- _Work to be completed_: Will you print the material below without altering a single character?
>> BEGIN Dataset records
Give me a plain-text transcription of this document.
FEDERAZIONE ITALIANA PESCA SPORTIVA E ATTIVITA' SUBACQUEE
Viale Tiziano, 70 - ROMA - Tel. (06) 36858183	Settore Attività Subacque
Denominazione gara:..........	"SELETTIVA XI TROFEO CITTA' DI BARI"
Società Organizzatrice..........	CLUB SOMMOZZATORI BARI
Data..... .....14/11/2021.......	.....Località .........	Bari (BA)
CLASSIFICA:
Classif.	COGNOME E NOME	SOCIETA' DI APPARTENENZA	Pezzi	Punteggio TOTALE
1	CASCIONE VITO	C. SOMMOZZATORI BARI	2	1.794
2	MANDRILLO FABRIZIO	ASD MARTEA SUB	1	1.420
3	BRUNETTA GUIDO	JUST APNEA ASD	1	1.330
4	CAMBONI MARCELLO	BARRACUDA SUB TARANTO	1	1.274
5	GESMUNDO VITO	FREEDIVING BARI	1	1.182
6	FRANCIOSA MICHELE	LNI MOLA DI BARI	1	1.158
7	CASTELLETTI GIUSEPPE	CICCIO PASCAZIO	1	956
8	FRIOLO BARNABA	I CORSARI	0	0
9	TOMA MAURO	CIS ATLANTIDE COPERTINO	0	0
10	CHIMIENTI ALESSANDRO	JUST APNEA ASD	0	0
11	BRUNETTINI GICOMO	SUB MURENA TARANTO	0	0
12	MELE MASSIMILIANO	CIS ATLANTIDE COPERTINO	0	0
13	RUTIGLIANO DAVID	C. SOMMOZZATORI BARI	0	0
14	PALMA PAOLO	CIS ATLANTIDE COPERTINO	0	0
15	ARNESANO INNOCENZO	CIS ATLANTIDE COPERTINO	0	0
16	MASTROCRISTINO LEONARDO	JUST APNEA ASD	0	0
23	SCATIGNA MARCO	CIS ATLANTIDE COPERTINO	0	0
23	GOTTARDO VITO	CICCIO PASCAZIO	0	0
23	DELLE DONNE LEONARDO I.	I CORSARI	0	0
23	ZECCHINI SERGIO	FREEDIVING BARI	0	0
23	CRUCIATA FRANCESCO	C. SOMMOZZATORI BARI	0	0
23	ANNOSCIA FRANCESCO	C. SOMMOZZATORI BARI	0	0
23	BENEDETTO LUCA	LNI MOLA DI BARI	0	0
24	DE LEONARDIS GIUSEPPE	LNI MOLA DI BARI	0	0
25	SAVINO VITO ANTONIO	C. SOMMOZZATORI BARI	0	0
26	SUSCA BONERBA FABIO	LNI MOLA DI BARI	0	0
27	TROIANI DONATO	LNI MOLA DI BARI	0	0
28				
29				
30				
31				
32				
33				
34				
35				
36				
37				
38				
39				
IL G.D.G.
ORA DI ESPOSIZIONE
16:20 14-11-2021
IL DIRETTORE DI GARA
>> END Dataset records
- _Written answer_:
Give me a plain-text transcription of this document.
FEDERAZIONE ITALIANA PESCA SPORTIVA E ATTIVITA' SUBACQUEE
Viale Tiziano, 70 - ROMA - Tel. (06) 36858183	Settore Attività Subacque
Denominazione gara:..........	"SELETTIVA XI TROFEO CITTA' DI BARI"
Società Organizzatrice..........	CLUB SOMMOZZATORI BARI
Data..... .....14/11/2021.......	.....Località .........	Bari (BA)
CLASSIFICA:
Classif.	COGNOME E NOME	SOCIETA' DI APPARTENENZA	Pezzi	Punteggio TOTALE
1	CASCIONE VITO	C. SOMMOZZATORI BARI	2	1.794
2	MANDRILLO FABRIZIO	ASD MARTEA SUB	1	1.420
3	BRUNETTA GUIDO	JUST APNEA ASD	1	1.330
4	CAMBONI MARCELLO	BARRACUDA SUB TARANTO	1	1.274
5	GESMUNDO VITO	FREEDIVING BARI	1	1.182
6	FRANCIOSA MICHELE	LNI MOLA DI BARI	1	1.158
7	CASTELLETTI GIUSEPPE	CICCIO PASCAZIO	1	956
8	FRIOLO BARNABA	I CORSARI	0	0
9	TOMA MAURO	CIS ATLANTIDE COPERTINO	0	0
10	CHIMIENTI ALESSANDRO	JUST APNEA ASD	0	0
11	BRUNETTINI GICOMO	SUB MURENA TARANTO	0	0
12	MELE MASSIMILIANO	CIS ATLANTIDE COPERTINO	0	0
13	RUTIGLIANO DAVID	C. SOMMOZZATORI BARI	0	0
14	PALMA PAOLO	CIS ATLANTIDE COPERTINO	0	0
15	ARNESANO INNOCENZO	CIS ATLANTIDE COPERTINO	0	0
16	MASTROCRISTINO LEONARDO	JUST APNEA ASD	0	0
23	SCATIGNA MARCO	CIS ATLANTIDE COPERTINO	0	0
23	GOTTARDO VITO	CICCIO PASCAZIO	0	0
23	DELLE DONNE LEONARDO I.	I CORSARI	0	0
23	ZECCHINI SERGIO	FREEDIVING BARI	0	0
23	CRUCIATA FRANCESCO	C. SOMMOZZATORI BARI	0	0
23	ANNOSCIA FRANCESCO	C. SOMMOZZATORI BARI	0	0
23	BENEDETTO LUCA	LNI MOLA DI BARI	0	0
24	DE LEONARDIS GIUSEPPE	LNI MOLA DI BARI	0	0
25	SAVINO VITO ANTONIO	C. SOMMOZZATORI BARI	0	0
26	SUSCA BONERBA FABIO	LNI MOLA DI BARI	0	0
27	TROIANI DONATO	LNI MOLA DI BARI	0	0
28				
29				
30				
31				
32				
33				
34				
35				
36				
37				
38				
39				
IL G.D.G.
ORA DI ESPOSIZIONE
16:20 14-11-2021
IL DIRETTORE DI GARA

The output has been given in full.